• _What you need to do_:
Check each line of the listing below for the string "famiglia", and give only how many lines hold it.

• _Provided data_:
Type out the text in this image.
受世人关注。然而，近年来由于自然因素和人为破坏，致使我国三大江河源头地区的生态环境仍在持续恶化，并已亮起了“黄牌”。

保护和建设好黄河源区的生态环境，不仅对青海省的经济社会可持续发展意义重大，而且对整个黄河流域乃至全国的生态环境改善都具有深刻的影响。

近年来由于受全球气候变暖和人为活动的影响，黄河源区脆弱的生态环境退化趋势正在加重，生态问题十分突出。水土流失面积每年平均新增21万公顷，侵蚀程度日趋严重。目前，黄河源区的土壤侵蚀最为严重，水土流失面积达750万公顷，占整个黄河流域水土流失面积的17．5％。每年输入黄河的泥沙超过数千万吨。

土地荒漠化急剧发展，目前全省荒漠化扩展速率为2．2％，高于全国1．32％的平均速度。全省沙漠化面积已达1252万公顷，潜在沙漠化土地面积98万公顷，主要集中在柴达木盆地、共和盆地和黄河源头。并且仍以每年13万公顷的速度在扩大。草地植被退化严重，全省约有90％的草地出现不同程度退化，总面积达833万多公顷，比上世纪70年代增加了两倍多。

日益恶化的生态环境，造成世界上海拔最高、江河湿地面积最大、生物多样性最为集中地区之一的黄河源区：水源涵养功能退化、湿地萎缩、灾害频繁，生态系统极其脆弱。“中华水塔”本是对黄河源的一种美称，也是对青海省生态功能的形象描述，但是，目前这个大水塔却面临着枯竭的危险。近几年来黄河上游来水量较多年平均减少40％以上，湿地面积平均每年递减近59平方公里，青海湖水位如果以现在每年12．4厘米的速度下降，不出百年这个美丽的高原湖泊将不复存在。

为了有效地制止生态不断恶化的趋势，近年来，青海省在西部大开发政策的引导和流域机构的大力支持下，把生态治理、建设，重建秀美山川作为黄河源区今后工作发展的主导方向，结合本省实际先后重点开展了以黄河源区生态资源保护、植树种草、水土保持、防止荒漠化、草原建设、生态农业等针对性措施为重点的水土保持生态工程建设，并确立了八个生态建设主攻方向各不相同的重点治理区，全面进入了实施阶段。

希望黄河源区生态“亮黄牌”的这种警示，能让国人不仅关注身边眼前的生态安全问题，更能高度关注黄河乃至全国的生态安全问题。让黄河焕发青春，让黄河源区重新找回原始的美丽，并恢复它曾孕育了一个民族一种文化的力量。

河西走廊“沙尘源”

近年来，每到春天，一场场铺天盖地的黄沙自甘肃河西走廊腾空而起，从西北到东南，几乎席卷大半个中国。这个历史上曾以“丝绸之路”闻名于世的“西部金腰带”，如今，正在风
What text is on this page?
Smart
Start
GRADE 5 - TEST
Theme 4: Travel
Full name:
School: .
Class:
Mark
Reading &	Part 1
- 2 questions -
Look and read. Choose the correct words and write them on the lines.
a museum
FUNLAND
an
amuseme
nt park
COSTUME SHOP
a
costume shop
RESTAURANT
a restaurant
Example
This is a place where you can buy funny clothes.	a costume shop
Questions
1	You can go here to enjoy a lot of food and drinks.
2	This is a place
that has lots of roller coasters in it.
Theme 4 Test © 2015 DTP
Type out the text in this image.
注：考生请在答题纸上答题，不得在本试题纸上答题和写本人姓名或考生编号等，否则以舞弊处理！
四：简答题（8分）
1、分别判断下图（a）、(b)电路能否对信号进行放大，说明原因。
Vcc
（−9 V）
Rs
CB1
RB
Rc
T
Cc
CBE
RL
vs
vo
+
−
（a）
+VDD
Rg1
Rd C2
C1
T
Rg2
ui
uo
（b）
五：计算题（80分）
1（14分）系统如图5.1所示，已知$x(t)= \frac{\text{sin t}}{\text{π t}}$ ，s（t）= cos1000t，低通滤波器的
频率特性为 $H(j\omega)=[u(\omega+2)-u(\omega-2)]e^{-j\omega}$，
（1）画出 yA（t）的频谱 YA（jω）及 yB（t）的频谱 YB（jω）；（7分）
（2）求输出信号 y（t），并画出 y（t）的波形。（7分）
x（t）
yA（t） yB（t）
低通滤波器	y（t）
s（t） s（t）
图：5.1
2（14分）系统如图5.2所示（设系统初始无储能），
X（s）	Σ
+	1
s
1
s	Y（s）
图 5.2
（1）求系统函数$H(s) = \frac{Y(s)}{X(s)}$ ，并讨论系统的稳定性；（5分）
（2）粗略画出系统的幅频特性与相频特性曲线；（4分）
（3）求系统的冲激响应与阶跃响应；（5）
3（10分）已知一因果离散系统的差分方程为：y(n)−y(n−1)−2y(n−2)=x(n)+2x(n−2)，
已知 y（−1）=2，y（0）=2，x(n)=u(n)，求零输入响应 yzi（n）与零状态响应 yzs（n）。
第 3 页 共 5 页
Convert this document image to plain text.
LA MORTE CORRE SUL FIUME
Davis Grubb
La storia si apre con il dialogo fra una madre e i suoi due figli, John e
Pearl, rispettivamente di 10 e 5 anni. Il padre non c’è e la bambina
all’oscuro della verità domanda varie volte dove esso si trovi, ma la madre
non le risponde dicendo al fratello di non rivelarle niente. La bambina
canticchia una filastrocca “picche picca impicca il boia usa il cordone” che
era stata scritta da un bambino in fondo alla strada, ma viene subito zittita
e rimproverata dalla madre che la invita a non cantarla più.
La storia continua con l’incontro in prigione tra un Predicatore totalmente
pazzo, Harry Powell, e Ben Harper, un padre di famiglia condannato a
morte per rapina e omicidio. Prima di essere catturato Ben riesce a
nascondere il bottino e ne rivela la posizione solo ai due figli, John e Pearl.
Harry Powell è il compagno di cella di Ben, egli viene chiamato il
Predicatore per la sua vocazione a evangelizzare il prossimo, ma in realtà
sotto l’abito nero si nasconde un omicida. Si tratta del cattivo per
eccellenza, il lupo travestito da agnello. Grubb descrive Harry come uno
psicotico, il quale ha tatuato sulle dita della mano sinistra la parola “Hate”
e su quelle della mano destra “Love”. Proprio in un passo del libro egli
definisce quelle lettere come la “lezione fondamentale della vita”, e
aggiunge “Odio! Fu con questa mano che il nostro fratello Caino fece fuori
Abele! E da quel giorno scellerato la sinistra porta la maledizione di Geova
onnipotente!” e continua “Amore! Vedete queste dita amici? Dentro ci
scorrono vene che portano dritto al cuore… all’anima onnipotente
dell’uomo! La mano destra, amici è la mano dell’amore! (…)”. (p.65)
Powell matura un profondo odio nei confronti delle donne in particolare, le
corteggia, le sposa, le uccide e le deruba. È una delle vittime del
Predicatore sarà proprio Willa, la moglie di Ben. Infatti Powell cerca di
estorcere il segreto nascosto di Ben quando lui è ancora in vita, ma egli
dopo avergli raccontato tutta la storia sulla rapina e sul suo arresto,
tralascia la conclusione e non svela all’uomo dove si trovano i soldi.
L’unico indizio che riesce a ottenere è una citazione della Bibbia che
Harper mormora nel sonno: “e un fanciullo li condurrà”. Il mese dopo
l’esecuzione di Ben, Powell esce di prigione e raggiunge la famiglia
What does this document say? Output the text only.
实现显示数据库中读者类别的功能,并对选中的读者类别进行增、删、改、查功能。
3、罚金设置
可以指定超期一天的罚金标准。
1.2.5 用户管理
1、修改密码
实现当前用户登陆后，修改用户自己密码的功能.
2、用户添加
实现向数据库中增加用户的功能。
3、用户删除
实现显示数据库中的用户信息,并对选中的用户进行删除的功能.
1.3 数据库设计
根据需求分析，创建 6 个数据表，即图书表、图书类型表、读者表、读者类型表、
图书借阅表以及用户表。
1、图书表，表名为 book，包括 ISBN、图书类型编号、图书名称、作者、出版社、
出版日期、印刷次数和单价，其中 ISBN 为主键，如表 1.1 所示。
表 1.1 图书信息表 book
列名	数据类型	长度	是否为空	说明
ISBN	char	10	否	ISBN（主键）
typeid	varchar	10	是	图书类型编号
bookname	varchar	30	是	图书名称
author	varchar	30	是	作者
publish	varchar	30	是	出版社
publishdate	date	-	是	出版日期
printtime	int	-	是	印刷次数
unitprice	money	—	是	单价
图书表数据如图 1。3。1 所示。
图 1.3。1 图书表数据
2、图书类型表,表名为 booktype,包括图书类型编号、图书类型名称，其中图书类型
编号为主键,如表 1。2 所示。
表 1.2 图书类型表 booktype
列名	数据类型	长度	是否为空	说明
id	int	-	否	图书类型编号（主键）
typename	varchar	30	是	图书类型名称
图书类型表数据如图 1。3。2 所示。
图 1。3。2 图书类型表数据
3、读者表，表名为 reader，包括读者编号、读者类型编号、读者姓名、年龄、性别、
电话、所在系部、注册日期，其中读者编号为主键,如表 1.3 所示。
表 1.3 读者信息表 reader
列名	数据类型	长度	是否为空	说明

• _Written response_:
2